╭─ Provided material

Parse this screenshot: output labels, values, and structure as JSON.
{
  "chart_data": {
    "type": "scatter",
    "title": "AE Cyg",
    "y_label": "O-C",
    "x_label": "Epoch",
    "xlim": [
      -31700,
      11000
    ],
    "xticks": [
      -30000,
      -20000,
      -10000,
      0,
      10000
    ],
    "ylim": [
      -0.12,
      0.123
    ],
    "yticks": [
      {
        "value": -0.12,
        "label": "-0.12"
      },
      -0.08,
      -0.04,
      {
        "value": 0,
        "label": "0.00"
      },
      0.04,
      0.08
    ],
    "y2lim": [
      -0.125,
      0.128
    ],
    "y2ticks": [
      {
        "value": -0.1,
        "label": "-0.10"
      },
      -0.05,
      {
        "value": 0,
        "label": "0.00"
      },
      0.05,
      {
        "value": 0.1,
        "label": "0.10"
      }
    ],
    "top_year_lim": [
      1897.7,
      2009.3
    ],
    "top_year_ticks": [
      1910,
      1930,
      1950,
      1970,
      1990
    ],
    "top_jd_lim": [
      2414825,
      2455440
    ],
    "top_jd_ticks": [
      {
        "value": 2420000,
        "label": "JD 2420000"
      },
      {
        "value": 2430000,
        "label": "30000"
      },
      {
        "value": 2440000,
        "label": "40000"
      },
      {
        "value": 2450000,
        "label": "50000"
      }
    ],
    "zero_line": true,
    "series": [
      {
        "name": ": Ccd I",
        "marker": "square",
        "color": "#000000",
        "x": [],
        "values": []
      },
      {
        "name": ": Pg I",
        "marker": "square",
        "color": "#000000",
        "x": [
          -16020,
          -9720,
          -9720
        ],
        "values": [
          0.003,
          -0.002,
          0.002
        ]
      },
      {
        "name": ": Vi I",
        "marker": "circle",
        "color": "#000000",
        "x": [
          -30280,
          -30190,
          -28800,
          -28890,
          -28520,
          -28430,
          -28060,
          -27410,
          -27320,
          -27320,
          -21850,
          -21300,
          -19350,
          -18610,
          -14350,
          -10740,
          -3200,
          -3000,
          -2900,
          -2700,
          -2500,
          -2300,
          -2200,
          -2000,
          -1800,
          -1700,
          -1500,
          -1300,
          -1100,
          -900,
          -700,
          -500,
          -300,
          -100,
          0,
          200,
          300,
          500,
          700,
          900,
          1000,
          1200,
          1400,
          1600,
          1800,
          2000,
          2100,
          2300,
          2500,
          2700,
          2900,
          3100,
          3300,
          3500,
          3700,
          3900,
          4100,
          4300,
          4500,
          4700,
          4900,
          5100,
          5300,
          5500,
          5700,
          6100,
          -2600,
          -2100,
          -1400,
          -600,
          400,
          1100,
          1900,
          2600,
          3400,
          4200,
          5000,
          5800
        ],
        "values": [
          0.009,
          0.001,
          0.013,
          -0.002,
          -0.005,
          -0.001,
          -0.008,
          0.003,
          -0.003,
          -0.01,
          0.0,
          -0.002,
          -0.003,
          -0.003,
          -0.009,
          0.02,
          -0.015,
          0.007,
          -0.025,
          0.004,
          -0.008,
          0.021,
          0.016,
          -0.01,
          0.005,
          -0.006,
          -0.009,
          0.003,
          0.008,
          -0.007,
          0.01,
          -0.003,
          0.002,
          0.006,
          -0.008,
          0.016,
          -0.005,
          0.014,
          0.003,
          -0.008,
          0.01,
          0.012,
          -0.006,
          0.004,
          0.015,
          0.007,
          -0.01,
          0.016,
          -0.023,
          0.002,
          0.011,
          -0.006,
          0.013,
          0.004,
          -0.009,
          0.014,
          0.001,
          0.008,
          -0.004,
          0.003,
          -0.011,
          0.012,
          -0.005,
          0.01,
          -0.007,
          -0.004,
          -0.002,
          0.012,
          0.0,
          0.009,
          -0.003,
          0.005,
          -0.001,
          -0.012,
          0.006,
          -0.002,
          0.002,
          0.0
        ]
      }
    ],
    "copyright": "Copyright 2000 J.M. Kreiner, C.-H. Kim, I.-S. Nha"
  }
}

╰─

Given instruction ->
Every record should be given again exactly.

Final result ->
Parse this screenshot: output labels, values, and structure as JSON.
{
  "chart_data": {
    "type": "scatter",
    "title": "AE Cyg",
    "y_label": "O-C",
    "x_label": "Epoch",
    "xlim": [
      -31700,
      11000
    ],
    "xticks": [
      -30000,
      -20000,
      -10000,
      0,
      10000
    ],
    "ylim": [
      -0.12,
      0.123
    ],
    "yticks": [
      {
        "value": -0.12,
        "label": "-0.12"
      },
      -0.08,
      -0.04,
      {
        "value": 0,
        "label": "0.00"
      },
      0.04,
      0.08
    ],
    "y2lim": [
      -0.125,
      0.128
    ],
    "y2ticks": [
      {
        "value": -0.1,
        "label": "-0.10"
      },
      -0.05,
      {
        "value": 0,
        "label": "0.00"
      },
      0.05,
      {
        "value": 0.1,
        "label": "0.10"
      }
    ],
    "top_year_lim": [
      1897.7,
      2009.3
    ],
    "top_year_ticks": [
      1910,
      1930,
      1950,
      1970,
      1990
    ],
    "top_jd_lim": [
      2414825,
      2455440
    ],
    "top_jd_ticks": [
      {
        "value": 2420000,
        "label": "JD 2420000"
      },
      {
        "value": 2430000,
        "label": "30000"
      },
      {
        "value": 2440000,
        "label": "40000"
      },
      {
        "value": 2450000,
        "label": "50000"
      }
    ],
    "zero_line": true,
    "series": [
      {
        "name": ": Ccd I",
        "marker": "square",
        "color": "#000000",
        "x": [],
        "values": []
      },
      {
        "name": ": Pg I",
        "marker": "square",
        "color": "#000000",
        "x": [
          -16020,
          -9720,
          -9720
        ],
        "values": [
          0.003,
          -0.002,
          0.002
        ]
      },
      {
        "name": ": Vi I",
        "marker": "circle",
        "color": "#000000",
        "x": [
          -30280,
          -30190,
          -28800,
          -28890,
          -28520,
          -28430,
          -28060,
          -27410,
          -27320,
          -27320,
          -21850,
          -21300,
          -19350,
          -18610,
          -14350,
          -10740,
          -3200,
          -3000,
          -2900,
          -2700,
          -2500,
          -2300,
          -2200,
          -2000,
          -1800,
          -1700,
          -1500,
          -1300,
          -1100,
          -900,
          -700,
          -500,
          -300,
          -100,
          0,
          200,
          300,
          500,
          700,
          900,
          1000,
          1200,
          1400,
          1600,
          1800,
          2000,
          2100,
          2300,
          2500,
          2700,
          2900,
          3100,
          3300,
          3500,
          3700,
          3900,
          4100,
          4300,
          4500,
          4700,
          4900,
          5100,
          5300,
          5500,
          5700,
          6100,
          -2600,
          -2100,
          -1400,
          -600,
          400,
          1100,
          1900,
          2600,
          3400,
          4200,
          5000,
          5800
        ],
        "values": [
          0.009,
          0.001,
          0.013,
          -0.002,
          -0.005,
          -0.001,
          -0.008,
          0.003,
          -0.003,
          -0.01,
          0.0,
          -0.002,
          -0.003,
          -0.003,
          -0.009,
          0.02,
          -0.015,
          0.007,
          -0.025,
          0.004,
          -0.008,
          0.021,
          0.016,
          -0.01,
          0.005,
          -0.006,
          -0.009,
          0.003,
          0.008,
          -0.007,
          0.01,
          -0.003,
          0.002,
          0.006,
          -0.008,
          0.016,
          -0.005,
          0.014,
          0.003,
          -0.008,
          0.01,
          0.012,
          -0.006,
          0.004,
          0.015,
          0.007,
          -0.01,
          0.016,
          -0.023,
          0.002,
          0.011,
          -0.006,
          0.013,
          0.004,
          -0.009,
          0.014,
          0.001,
          0.008,
          -0.004,
          0.003,
          -0.011,
          0.012,
          -0.005,
          0.01,
          -0.007,
          -0.004,
          -0.002,
          0.012,
          0.0,
          0.009,
          -0.003,
          0.005,
          -0.001,
          -0.012,
          0.006,
          -0.002,
          0.002,
          0.0
        ]
      }
    ],
    "copyright": "Copyright 2000 J.M. Kreiner, C.-H. Kim, I.-S. Nha"
  }
}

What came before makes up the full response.